Exercise:
Find every line in the records below that holds the word "motor", and copy each one.
** Start Listing **
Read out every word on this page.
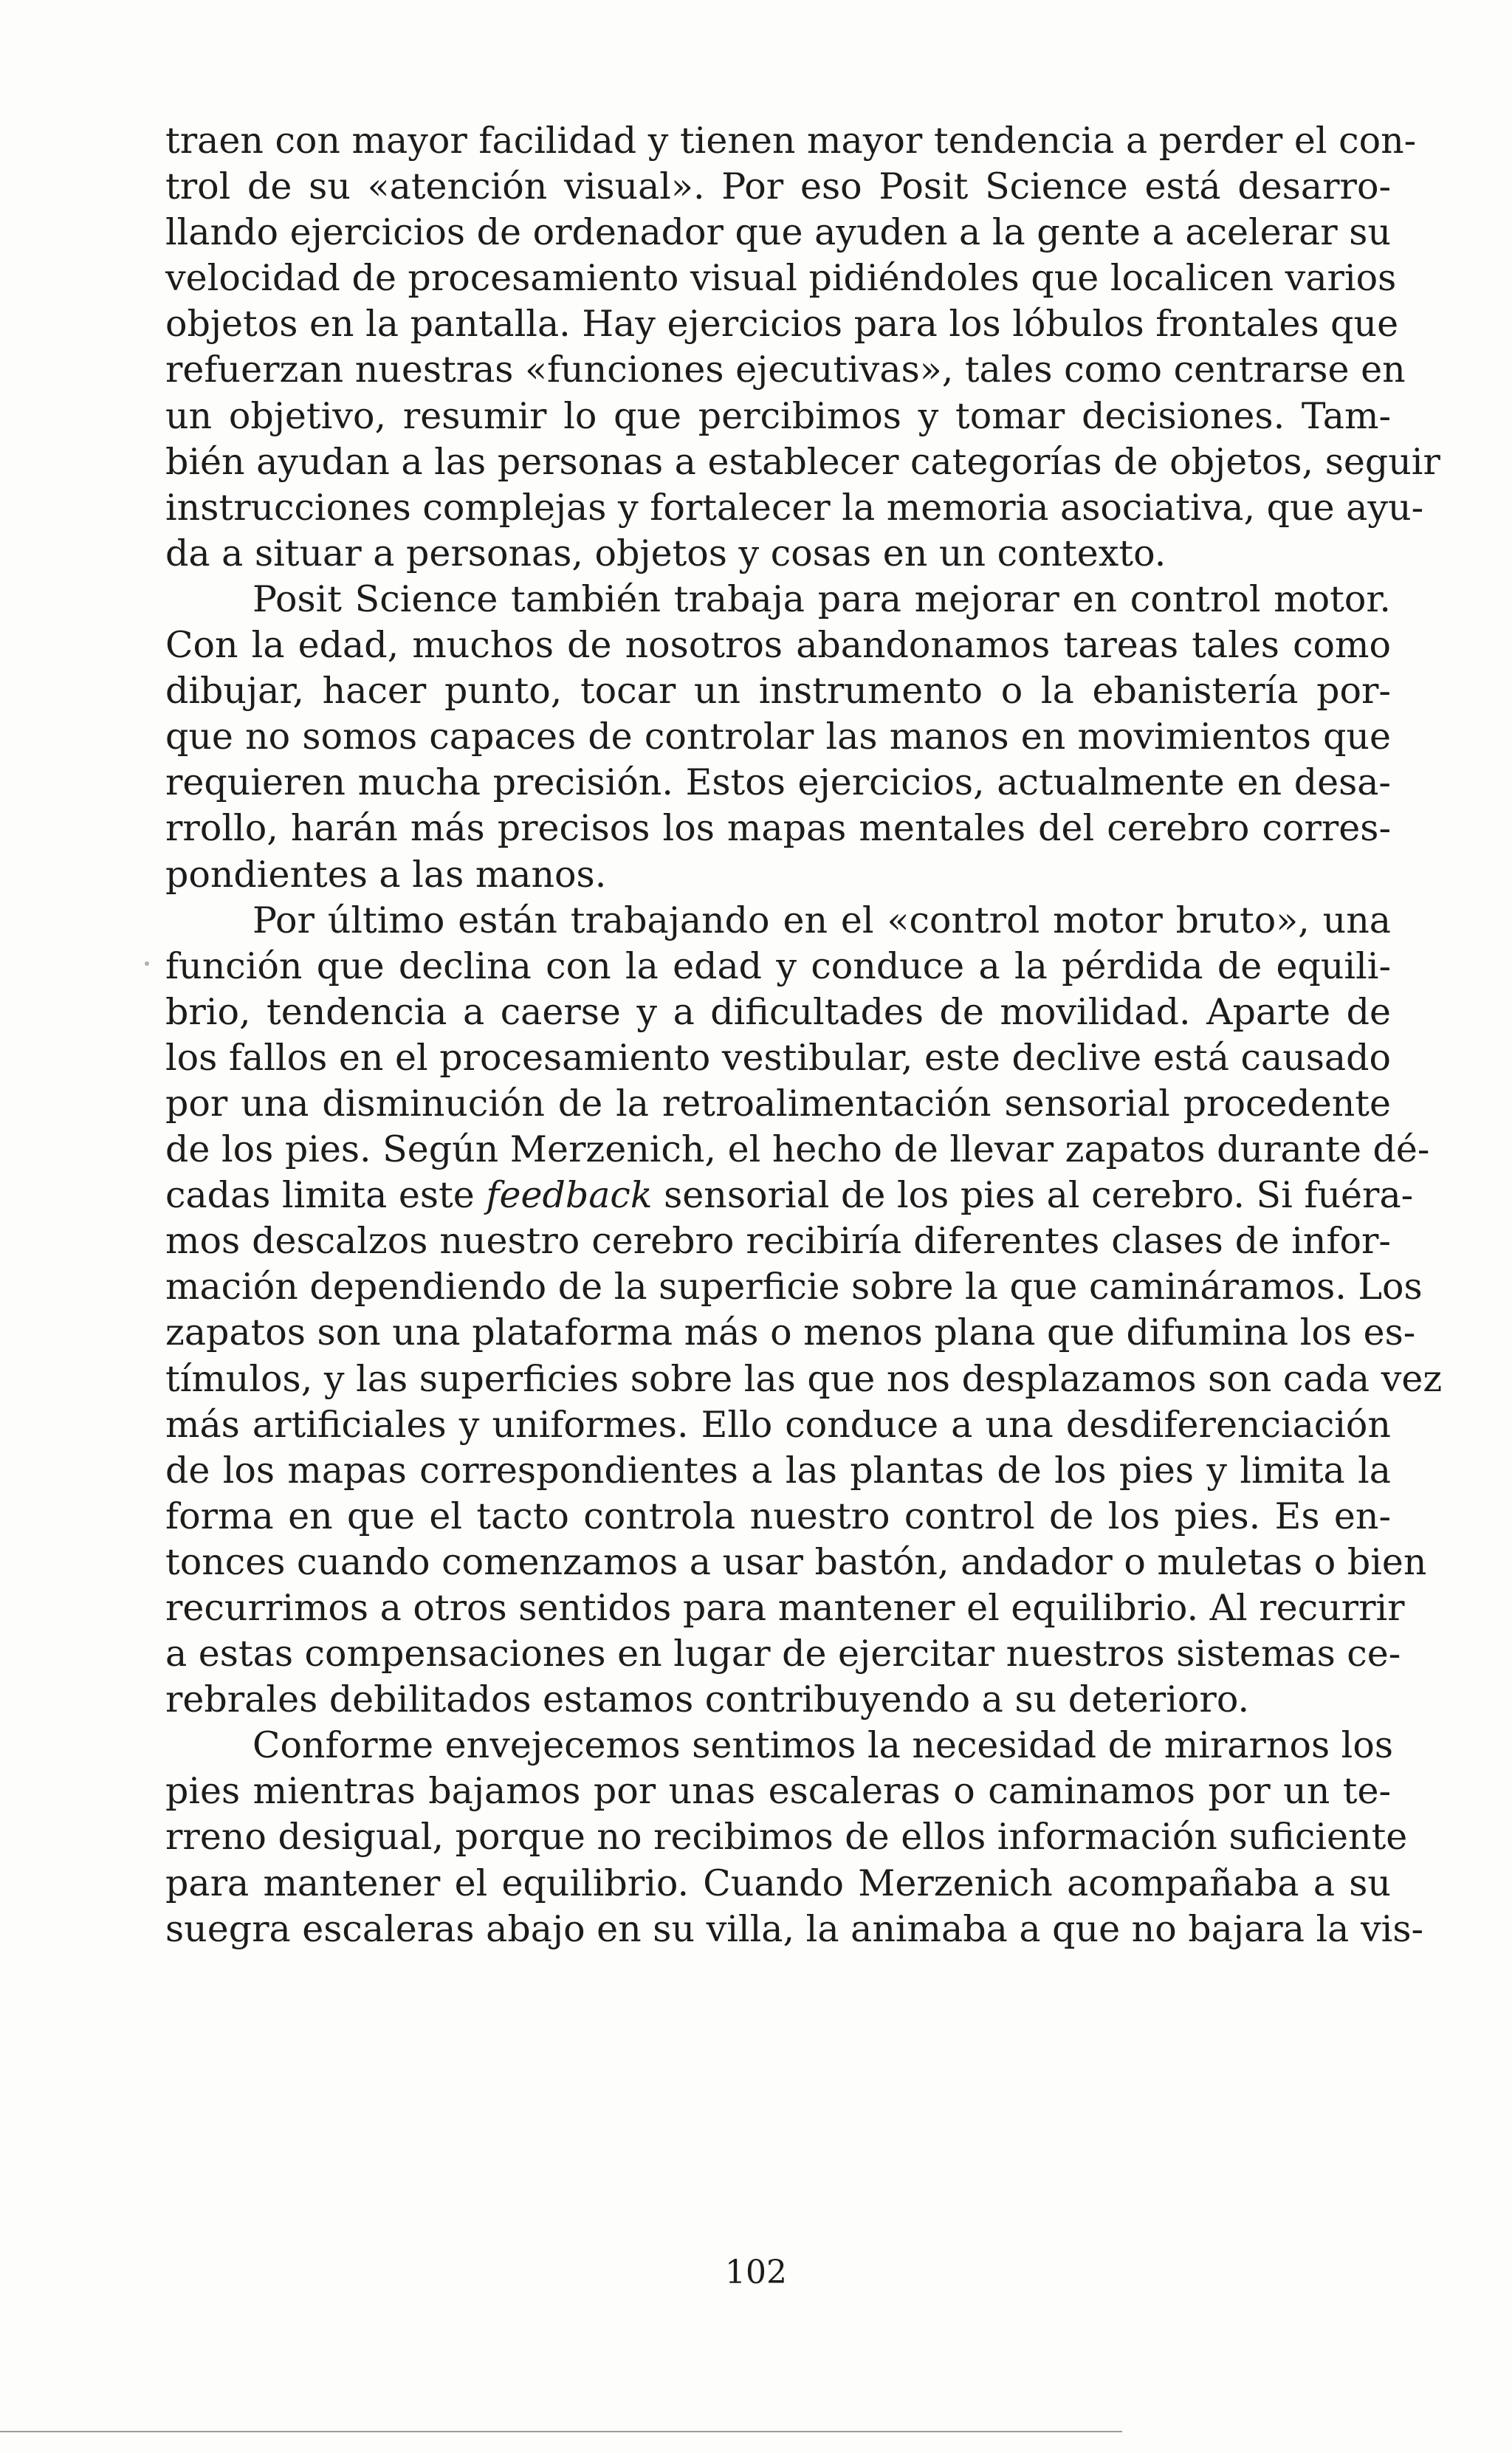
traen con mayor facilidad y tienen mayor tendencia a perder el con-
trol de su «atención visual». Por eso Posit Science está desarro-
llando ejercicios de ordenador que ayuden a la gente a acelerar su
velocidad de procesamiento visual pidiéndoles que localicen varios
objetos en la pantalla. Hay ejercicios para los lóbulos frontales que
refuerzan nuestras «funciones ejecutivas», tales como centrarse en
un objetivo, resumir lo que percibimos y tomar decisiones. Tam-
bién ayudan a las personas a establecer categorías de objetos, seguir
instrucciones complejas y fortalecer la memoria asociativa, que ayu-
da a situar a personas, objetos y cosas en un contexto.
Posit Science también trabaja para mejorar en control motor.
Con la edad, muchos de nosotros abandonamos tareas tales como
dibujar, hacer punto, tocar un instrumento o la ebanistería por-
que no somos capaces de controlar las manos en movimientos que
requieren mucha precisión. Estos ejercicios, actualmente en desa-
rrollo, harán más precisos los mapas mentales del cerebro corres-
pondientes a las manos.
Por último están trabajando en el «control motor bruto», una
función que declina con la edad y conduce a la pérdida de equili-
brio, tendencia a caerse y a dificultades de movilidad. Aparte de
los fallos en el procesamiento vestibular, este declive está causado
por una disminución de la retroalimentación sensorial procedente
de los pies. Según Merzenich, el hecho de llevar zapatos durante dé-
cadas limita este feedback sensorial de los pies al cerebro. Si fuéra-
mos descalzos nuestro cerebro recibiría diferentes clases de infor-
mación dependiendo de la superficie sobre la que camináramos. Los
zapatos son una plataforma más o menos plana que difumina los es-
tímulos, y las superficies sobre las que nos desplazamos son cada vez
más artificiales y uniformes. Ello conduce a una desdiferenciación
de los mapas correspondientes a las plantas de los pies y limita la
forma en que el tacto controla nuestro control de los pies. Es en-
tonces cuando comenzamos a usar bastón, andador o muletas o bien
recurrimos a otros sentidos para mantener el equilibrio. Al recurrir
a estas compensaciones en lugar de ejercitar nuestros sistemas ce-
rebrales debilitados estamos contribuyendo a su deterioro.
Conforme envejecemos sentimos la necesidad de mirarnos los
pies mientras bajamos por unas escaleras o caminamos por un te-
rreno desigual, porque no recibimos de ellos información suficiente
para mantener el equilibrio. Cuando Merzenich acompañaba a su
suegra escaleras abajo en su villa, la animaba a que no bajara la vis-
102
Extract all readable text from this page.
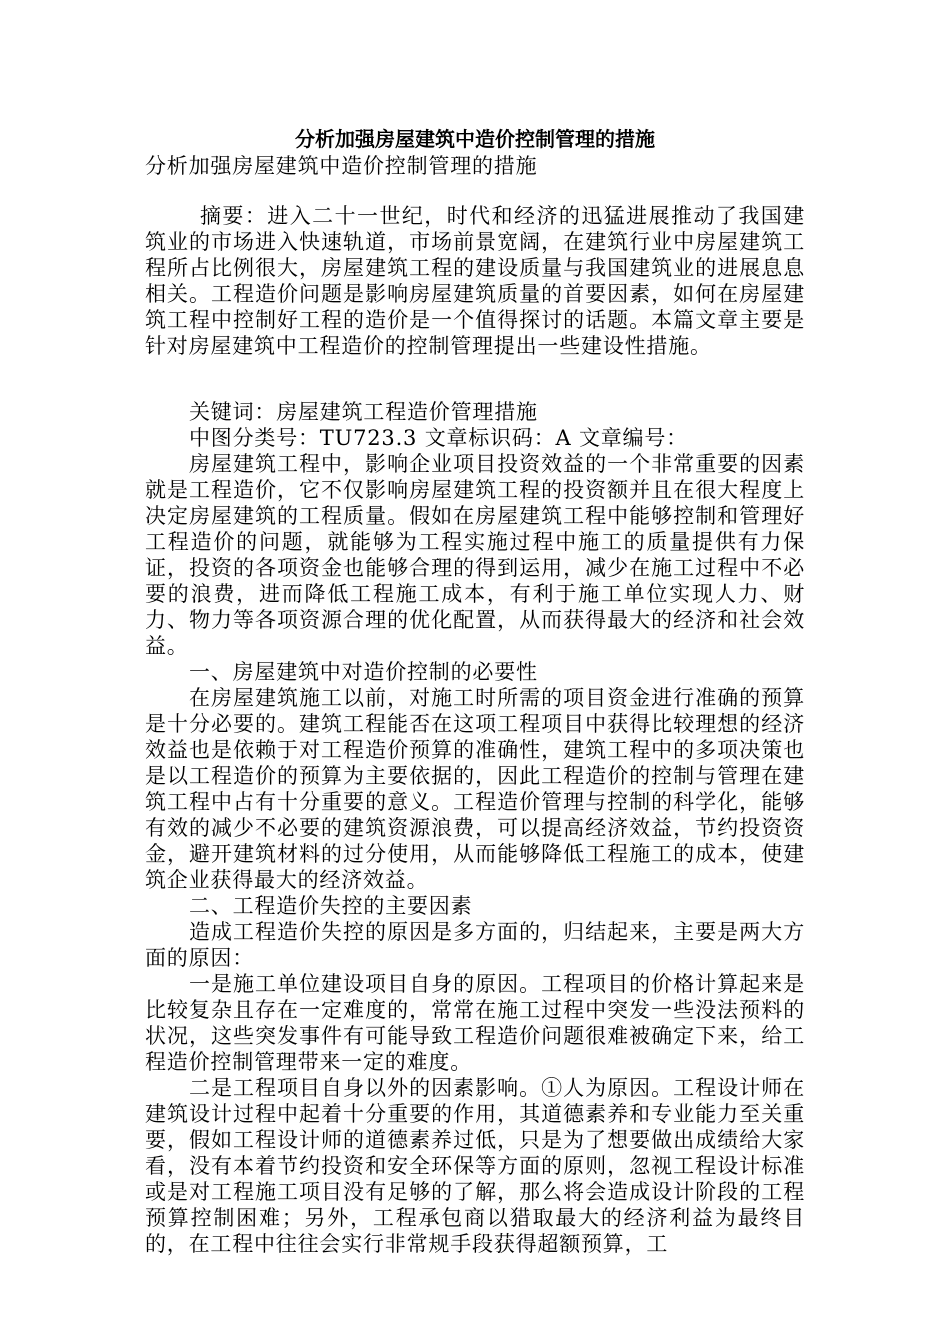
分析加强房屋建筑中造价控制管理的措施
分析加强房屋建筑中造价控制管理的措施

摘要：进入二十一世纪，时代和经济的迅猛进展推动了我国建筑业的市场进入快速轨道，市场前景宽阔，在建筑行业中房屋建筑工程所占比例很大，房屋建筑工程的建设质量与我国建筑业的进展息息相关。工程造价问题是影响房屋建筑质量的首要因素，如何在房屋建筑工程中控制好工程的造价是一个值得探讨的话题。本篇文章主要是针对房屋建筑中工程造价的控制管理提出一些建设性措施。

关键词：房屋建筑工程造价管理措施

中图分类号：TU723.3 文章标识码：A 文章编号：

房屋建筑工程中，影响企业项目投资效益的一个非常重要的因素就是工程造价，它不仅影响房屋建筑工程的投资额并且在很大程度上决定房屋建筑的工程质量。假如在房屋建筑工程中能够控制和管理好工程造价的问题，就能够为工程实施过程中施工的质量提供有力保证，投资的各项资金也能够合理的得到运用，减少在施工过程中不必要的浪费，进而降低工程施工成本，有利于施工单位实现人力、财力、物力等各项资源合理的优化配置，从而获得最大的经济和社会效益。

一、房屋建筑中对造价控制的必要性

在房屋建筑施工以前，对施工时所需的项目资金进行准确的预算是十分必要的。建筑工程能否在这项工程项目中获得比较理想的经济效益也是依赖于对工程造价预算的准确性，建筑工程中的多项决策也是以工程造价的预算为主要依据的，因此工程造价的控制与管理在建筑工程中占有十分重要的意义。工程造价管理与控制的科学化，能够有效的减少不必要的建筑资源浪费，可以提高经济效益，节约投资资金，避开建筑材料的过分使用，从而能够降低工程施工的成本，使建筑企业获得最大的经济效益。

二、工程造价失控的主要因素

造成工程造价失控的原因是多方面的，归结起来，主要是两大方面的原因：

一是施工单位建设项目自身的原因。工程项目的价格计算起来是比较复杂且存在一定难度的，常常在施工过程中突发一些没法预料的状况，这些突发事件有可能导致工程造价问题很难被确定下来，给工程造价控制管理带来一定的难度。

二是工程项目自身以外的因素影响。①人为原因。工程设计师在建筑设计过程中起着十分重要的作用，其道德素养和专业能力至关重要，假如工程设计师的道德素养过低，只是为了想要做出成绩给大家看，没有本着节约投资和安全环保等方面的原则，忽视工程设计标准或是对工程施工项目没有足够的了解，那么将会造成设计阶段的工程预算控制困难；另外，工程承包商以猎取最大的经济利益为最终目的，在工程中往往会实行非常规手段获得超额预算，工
** End Listing **
Solution to this exercise:
Posit Science también trabaja para mejorar en control motor.
Por último están trabajando en el «control motor bruto», una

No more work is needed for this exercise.